*WORK TO BE COMPLETED*. The listing below should be copied in full, word for word.

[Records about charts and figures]
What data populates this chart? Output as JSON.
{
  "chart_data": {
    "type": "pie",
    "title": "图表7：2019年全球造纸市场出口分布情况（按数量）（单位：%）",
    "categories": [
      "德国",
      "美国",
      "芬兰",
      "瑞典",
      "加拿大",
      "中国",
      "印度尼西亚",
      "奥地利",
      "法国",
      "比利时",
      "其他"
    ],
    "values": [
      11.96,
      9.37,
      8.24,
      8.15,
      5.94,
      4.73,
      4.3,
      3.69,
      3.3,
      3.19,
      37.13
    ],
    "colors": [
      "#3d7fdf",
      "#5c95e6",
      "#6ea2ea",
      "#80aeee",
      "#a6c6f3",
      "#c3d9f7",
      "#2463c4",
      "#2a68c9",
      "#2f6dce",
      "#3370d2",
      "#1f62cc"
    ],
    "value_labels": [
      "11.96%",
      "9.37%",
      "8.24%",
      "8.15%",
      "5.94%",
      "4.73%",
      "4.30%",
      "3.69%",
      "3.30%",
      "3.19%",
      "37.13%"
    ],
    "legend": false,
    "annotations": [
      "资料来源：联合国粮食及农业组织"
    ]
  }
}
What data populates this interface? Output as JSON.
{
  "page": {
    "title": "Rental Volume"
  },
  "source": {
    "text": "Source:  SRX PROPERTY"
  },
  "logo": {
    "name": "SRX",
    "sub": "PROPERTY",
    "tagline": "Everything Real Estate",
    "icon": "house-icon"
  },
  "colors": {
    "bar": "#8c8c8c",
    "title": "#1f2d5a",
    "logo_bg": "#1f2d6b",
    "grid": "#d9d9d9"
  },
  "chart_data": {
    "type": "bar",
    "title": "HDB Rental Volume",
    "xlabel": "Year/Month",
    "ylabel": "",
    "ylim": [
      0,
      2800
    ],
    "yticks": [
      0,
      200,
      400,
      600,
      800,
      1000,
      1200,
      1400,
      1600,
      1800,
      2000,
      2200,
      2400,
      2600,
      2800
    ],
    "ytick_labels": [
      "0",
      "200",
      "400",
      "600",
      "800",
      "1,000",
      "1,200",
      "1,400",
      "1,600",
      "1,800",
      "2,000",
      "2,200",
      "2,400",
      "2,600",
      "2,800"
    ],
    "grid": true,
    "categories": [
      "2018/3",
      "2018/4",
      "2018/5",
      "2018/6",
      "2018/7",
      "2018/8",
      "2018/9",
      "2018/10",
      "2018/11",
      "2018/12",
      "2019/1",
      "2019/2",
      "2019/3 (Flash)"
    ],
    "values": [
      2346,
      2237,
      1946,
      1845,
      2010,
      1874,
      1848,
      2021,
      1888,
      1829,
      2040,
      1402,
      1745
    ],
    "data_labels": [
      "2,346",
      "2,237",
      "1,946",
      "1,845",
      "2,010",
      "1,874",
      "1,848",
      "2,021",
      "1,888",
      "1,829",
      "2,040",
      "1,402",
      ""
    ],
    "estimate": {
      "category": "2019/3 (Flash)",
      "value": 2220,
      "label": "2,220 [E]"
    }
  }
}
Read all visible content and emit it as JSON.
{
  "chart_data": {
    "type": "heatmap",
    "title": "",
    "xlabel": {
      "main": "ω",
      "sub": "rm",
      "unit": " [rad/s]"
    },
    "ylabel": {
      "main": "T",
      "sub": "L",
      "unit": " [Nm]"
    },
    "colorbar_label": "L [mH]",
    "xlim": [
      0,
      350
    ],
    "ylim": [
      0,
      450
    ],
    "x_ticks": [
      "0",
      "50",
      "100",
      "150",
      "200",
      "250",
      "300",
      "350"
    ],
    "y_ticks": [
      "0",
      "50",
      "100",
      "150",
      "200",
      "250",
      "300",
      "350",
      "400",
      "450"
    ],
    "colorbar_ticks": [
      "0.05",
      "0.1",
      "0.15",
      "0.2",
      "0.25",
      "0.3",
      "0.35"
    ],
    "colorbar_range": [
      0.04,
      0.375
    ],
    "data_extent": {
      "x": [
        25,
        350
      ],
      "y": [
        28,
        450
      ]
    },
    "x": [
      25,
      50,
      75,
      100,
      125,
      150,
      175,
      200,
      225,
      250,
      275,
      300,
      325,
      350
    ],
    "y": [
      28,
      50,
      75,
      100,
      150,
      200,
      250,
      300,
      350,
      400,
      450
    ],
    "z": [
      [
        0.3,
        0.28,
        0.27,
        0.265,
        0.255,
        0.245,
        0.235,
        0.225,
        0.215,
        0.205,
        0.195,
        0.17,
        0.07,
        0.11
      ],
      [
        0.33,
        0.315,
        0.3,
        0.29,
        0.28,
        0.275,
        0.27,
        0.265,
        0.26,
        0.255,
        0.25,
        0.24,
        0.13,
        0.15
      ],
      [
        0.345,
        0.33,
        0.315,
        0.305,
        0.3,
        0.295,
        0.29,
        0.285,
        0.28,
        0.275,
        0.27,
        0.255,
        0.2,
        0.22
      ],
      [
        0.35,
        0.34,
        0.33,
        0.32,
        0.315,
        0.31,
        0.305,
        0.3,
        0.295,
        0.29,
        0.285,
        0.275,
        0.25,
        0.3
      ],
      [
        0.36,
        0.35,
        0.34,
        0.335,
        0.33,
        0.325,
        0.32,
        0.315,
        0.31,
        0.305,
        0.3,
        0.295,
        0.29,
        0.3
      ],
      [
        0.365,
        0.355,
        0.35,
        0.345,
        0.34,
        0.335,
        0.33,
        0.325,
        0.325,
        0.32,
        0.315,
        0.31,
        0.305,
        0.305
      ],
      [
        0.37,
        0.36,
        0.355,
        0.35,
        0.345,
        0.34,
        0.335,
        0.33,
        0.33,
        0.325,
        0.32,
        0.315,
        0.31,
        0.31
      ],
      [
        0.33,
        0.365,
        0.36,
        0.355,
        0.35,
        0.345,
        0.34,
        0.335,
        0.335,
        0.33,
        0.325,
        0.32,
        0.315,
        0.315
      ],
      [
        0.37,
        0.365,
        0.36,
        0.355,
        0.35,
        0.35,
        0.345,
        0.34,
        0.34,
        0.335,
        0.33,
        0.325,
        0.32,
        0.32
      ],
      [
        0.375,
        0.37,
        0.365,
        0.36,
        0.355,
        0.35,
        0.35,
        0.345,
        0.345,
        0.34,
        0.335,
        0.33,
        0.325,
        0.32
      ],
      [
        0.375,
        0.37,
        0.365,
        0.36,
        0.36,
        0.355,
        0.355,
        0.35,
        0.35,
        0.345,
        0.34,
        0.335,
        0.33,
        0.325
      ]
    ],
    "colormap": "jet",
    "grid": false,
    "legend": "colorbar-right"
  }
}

*SOLUTION*.
What data populates this chart? Output as JSON.
{
  "chart_data": {
    "type": "pie",
    "title": "图表7：2019年全球造纸市场出口分布情况（按数量）（单位：%）",
    "categories": [
      "德国",
      "美国",
      "芬兰",
      "瑞典",
      "加拿大",
      "中国",
      "印度尼西亚",
      "奥地利",
      "法国",
      "比利时",
      "其他"
    ],
    "values": [
      11.96,
      9.37,
      8.24,
      8.15,
      5.94,
      4.73,
      4.3,
      3.69,
      3.3,
      3.19,
      37.13
    ],
    "colors": [
      "#3d7fdf",
      "#5c95e6",
      "#6ea2ea",
      "#80aeee",
      "#a6c6f3",
      "#c3d9f7",
      "#2463c4",
      "#2a68c9",
      "#2f6dce",
      "#3370d2",
      "#1f62cc"
    ],
    "value_labels": [
      "11.96%",
      "9.37%",
      "8.24%",
      "8.15%",
      "5.94%",
      "4.73%",
      "4.30%",
      "3.69%",
      "3.30%",
      "3.19%",
      "37.13%"
    ],
    "legend": false,
    "annotations": [
      "资料来源：联合国粮食及农业组织"
    ]
  }
}
What data populates this interface? Output as JSON.
{
  "page": {
    "title": "Rental Volume"
  },
  "source": {
    "text": "Source:  SRX PROPERTY"
  },
  "logo": {
    "name": "SRX",
    "sub": "PROPERTY",
    "tagline": "Everything Real Estate",
    "icon": "house-icon"
  },
  "colors": {
    "bar": "#8c8c8c",
    "title": "#1f2d5a",
    "logo_bg": "#1f2d6b",
    "grid": "#d9d9d9"
  },
  "chart_data": {
    "type": "bar",
    "title": "HDB Rental Volume",
    "xlabel": "Year/Month",
    "ylabel": "",
    "ylim": [
      0,
      2800
    ],
    "yticks": [
      0,
      200,
      400,
      600,
      800,
      1000,
      1200,
      1400,
      1600,
      1800,
      2000,
      2200,
      2400,
      2600,
      2800
    ],
    "ytick_labels": [
      "0",
      "200",
      "400",
      "600",
      "800",
      "1,000",
      "1,200",
      "1,400",
      "1,600",
      "1,800",
      "2,000",
      "2,200",
      "2,400",
      "2,600",
      "2,800"
    ],
    "grid": true,
    "categories": [
      "2018/3",
      "2018/4",
      "2018/5",
      "2018/6",
      "2018/7",
      "2018/8",
      "2018/9",
      "2018/10",
      "2018/11",
      "2018/12",
      "2019/1",
      "2019/2",
      "2019/3 (Flash)"
    ],
    "values": [
      2346,
      2237,
      1946,
      1845,
      2010,
      1874,
      1848,
      2021,
      1888,
      1829,
      2040,
      1402,
      1745
    ],
    "data_labels": [
      "2,346",
      "2,237",
      "1,946",
      "1,845",
      "2,010",
      "1,874",
      "1,848",
      "2,021",
      "1,888",
      "1,829",
      "2,040",
      "1,402",
      ""
    ],
    "estimate": {
      "category": "2019/3 (Flash)",
      "value": 2220,
      "label": "2,220 [E]"
    }
  }
}
Read all visible content and emit it as JSON.
{
  "chart_data": {
    "type": "heatmap",
    "title": "",
    "xlabel": {
      "main": "ω",
      "sub": "rm",
      "unit": " [rad/s]"
    },
    "ylabel": {
      "main": "T",
      "sub": "L",
      "unit": " [Nm]"
    },
    "colorbar_label": "L [mH]",
    "xlim": [
      0,
      350
    ],
    "ylim": [
      0,
      450
    ],
    "x_ticks": [
      "0",
      "50",
      "100",
      "150",
      "200",
      "250",
      "300",
      "350"
    ],
    "y_ticks": [
      "0",
      "50",
      "100",
      "150",
      "200",
      "250",
      "300",
      "350",
      "400",
      "450"
    ],
    "colorbar_ticks": [
      "0.05",
      "0.1",
      "0.15",
      "0.2",
      "0.25",
      "0.3",
      "0.35"
    ],
    "colorbar_range": [
      0.04,
      0.375
    ],
    "data_extent": {
      "x": [
        25,
        350
      ],
      "y": [
        28,
        450
      ]
    },
    "x": [
      25,
      50,
      75,
      100,
      125,
      150,
      175,
      200,
      225,
      250,
      275,
      300,
      325,
      350
    ],
    "y": [
      28,
      50,
      75,
      100,
      150,
      200,
      250,
      300,
      350,
      400,
      450
    ],
    "z": [
      [
        0.3,
        0.28,
        0.27,
        0.265,
        0.255,
        0.245,
        0.235,
        0.225,
        0.215,
        0.205,
        0.195,
        0.17,
        0.07,
        0.11
      ],
      [
        0.33,
        0.315,
        0.3,
        0.29,
        0.28,
        0.275,
        0.27,
        0.265,
        0.26,
        0.255,
        0.25,
        0.24,
        0.13,
        0.15
      ],
      [
        0.345,
        0.33,
        0.315,
        0.305,
        0.3,
        0.295,
        0.29,
        0.285,
        0.28,
        0.275,
        0.27,
        0.255,
        0.2,
        0.22
      ],
      [
        0.35,
        0.34,
        0.33,
        0.32,
        0.315,
        0.31,
        0.305,
        0.3,
        0.295,
        0.29,
        0.285,
        0.275,
        0.25,
        0.3
      ],
      [
        0.36,
        0.35,
        0.34,
        0.335,
        0.33,
        0.325,
        0.32,
        0.315,
        0.31,
        0.305,
        0.3,
        0.295,
        0.29,
        0.3
      ],
      [
        0.365,
        0.355,
        0.35,
        0.345,
        0.34,
        0.335,
        0.33,
        0.325,
        0.325,
        0.32,
        0.315,
        0.31,
        0.305,
        0.305
      ],
      [
        0.37,
        0.36,
        0.355,
        0.35,
        0.345,
        0.34,
        0.335,
        0.33,
        0.33,
        0.325,
        0.32,
        0.315,
        0.31,
        0.31
      ],
      [
        0.33,
        0.365,
        0.36,
        0.355,
        0.35,
        0.345,
        0.34,
        0.335,
        0.335,
        0.33,
        0.325,
        0.32,
        0.315,
        0.315
      ],
      [
        0.37,
        0.365,
        0.36,
        0.355,
        0.35,
        0.35,
        0.345,
        0.34,
        0.34,
        0.335,
        0.33,
        0.325,
        0.32,
        0.32
      ],
      [
        0.375,
        0.37,
        0.365,
        0.36,
        0.355,
        0.35,
        0.35,
        0.345,
        0.345,
        0.34,
        0.335,
        0.33,
        0.325,
        0.32
      ],
      [
        0.375,
        0.37,
        0.365,
        0.36,
        0.36,
        0.355,
        0.355,
        0.35,
        0.35,
        0.345,
        0.34,
        0.335,
        0.33,
        0.325
      ]
    ],
    "colormap": "jet",
    "grid": false,
    "legend": "colorbar-right"
  }
}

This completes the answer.